▸ SET PROBLEM: Assemble all lines in which the string "origins" appears.

>> Start SUPPLIED DATA

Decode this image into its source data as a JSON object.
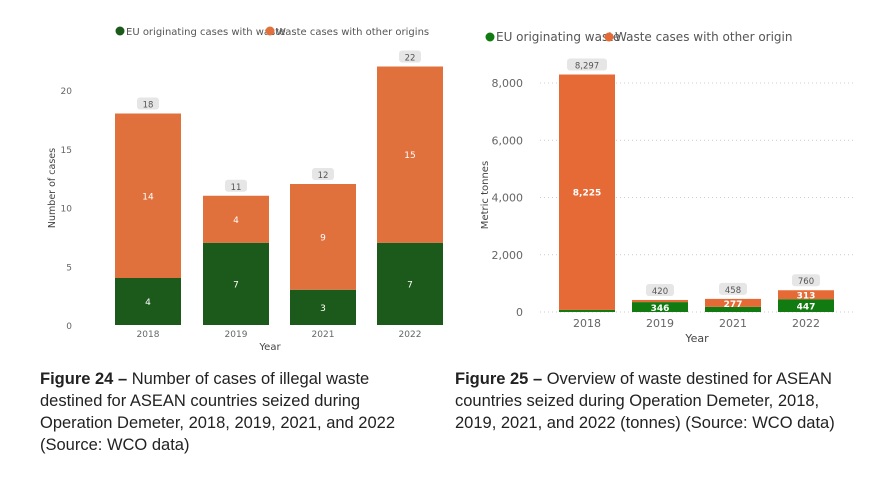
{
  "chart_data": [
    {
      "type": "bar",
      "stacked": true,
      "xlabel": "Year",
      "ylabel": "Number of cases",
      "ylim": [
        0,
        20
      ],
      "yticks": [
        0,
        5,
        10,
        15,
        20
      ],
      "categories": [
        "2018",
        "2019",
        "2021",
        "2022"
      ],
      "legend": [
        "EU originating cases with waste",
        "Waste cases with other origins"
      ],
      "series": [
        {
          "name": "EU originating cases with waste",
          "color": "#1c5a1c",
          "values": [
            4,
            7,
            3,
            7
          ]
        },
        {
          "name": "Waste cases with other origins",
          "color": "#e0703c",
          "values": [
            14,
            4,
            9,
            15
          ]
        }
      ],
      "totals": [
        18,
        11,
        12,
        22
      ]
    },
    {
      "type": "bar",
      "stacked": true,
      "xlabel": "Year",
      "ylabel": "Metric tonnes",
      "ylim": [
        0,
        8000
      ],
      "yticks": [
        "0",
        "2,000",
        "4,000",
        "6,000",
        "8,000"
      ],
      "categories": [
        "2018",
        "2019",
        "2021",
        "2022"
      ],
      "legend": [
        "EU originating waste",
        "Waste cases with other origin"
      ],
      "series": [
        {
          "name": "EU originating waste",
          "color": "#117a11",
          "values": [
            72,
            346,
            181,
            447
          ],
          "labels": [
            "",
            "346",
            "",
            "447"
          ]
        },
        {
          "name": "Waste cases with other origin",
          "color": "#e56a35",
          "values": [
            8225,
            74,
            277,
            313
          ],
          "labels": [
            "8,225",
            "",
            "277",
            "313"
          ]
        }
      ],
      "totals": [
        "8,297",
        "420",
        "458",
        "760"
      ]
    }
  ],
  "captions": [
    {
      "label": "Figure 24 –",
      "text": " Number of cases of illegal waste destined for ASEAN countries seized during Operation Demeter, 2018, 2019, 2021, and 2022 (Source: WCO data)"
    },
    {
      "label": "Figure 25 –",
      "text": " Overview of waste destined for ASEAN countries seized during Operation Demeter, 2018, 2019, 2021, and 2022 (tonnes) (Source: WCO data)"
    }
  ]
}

>> End SUPPLIED DATA
>> Start SUPPLIED DATA

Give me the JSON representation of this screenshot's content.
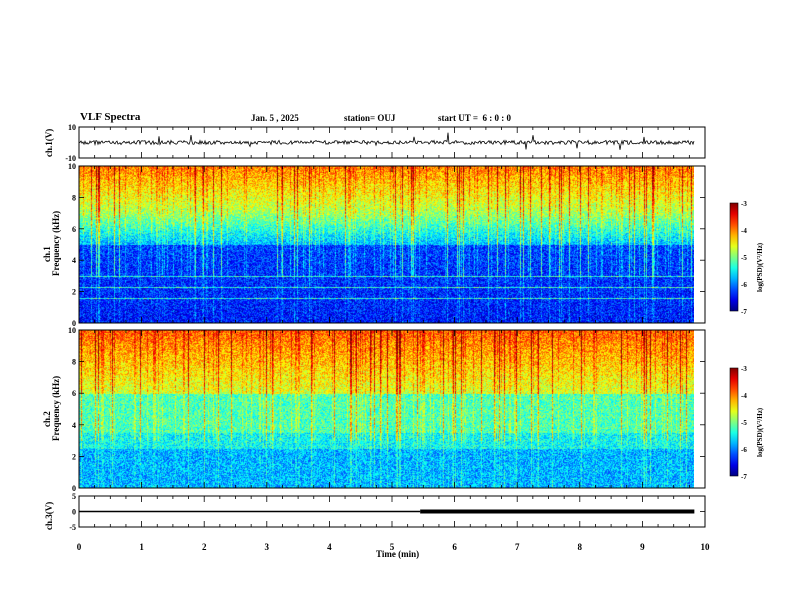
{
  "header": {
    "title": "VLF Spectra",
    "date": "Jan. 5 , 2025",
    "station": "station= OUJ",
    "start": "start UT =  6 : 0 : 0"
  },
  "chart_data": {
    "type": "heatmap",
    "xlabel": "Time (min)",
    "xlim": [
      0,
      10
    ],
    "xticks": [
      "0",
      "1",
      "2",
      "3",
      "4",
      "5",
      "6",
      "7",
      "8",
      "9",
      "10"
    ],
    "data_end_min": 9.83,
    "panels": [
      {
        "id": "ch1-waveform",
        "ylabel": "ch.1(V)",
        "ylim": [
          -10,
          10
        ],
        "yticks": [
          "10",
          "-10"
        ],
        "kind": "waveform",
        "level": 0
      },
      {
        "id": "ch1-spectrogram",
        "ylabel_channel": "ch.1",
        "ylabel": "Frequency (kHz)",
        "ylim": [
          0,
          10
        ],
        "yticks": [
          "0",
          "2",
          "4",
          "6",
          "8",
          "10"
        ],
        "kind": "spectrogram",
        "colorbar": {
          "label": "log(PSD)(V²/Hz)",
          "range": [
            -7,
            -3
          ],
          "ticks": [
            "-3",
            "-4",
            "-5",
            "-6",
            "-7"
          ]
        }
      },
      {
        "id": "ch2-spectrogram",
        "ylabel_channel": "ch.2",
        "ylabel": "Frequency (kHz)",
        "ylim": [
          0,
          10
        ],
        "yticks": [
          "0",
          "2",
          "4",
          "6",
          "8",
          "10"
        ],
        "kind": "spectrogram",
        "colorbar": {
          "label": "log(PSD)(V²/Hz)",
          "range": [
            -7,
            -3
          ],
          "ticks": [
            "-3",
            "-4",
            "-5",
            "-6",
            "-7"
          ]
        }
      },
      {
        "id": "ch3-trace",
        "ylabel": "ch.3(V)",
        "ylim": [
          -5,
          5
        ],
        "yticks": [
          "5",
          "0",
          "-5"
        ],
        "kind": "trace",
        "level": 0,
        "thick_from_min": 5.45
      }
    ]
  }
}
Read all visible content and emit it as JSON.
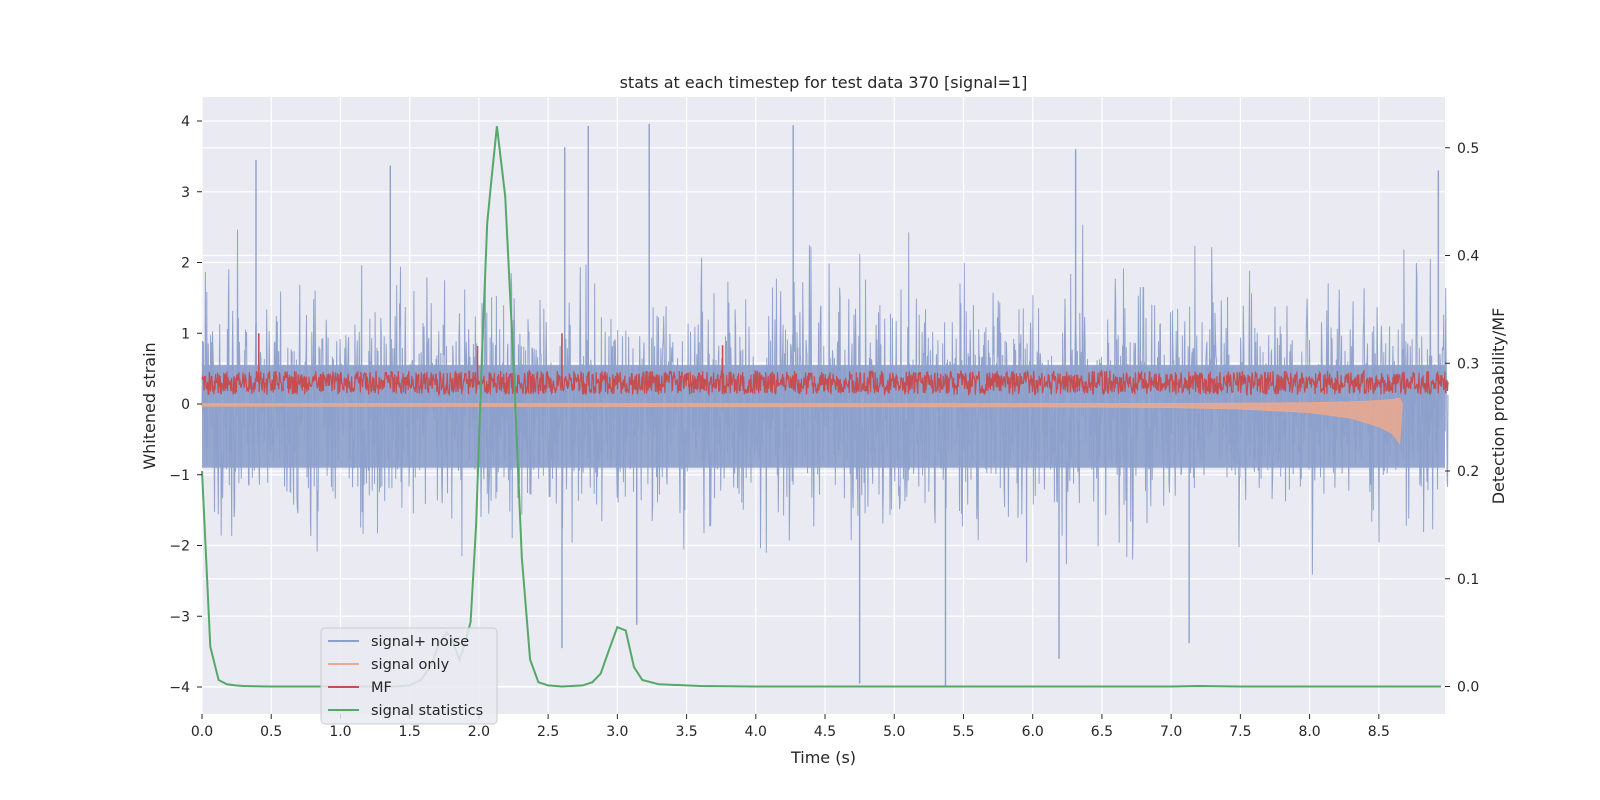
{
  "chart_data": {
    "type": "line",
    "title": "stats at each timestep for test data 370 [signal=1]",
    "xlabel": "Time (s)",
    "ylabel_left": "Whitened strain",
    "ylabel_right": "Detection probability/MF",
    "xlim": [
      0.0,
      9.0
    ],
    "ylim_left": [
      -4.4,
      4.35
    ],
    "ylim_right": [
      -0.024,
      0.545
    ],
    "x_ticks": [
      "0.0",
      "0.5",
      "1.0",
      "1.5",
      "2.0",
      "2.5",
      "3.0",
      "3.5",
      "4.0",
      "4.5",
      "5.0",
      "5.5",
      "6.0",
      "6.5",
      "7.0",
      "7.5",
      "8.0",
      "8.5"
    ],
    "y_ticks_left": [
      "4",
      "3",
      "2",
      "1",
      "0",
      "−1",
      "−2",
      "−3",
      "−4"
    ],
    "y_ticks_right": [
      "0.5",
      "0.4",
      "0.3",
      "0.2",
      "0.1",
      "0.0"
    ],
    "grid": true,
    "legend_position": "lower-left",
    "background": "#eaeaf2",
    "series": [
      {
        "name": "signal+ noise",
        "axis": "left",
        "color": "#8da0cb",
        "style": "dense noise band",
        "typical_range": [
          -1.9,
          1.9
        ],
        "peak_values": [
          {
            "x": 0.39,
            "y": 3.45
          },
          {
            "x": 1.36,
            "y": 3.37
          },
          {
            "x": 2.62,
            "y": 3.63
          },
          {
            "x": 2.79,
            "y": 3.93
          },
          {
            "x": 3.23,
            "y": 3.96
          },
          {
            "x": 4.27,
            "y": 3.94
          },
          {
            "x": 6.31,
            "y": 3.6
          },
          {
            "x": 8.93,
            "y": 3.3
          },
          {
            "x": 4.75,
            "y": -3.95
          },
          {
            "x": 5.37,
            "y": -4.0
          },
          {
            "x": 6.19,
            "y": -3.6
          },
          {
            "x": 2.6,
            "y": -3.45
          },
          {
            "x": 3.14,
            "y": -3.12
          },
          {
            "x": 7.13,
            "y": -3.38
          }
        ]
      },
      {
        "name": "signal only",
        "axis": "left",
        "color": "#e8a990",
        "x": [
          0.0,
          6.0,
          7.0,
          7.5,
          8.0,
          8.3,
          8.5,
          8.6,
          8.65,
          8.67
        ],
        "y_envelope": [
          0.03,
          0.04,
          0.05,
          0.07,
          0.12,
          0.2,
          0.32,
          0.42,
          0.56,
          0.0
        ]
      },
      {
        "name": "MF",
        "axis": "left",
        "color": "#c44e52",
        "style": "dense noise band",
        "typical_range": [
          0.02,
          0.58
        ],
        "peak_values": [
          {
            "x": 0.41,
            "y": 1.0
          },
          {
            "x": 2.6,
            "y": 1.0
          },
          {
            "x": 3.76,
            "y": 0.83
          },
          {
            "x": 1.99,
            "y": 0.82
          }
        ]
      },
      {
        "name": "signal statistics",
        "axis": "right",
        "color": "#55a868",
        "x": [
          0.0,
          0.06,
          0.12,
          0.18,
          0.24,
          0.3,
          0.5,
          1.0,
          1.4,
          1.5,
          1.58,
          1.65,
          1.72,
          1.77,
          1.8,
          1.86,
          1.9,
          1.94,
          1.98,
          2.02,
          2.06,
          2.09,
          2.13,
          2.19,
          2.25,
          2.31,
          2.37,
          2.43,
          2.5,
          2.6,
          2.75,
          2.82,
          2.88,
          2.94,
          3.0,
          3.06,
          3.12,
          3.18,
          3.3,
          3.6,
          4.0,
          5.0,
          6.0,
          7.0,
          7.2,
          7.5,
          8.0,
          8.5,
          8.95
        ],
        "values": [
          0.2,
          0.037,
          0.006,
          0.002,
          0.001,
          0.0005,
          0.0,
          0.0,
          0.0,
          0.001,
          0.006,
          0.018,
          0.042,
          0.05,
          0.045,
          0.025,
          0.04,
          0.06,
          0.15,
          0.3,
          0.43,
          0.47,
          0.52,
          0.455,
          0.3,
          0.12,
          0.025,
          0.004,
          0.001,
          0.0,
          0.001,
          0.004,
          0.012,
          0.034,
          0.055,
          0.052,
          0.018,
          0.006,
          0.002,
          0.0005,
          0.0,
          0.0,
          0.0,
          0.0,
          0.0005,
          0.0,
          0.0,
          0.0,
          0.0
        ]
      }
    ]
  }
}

>> End SUPPLIED DATA

▸ ANSWER TO THE EXERCISE:
        "Waste cases with other origins"
          "name": "Waste cases with other origins",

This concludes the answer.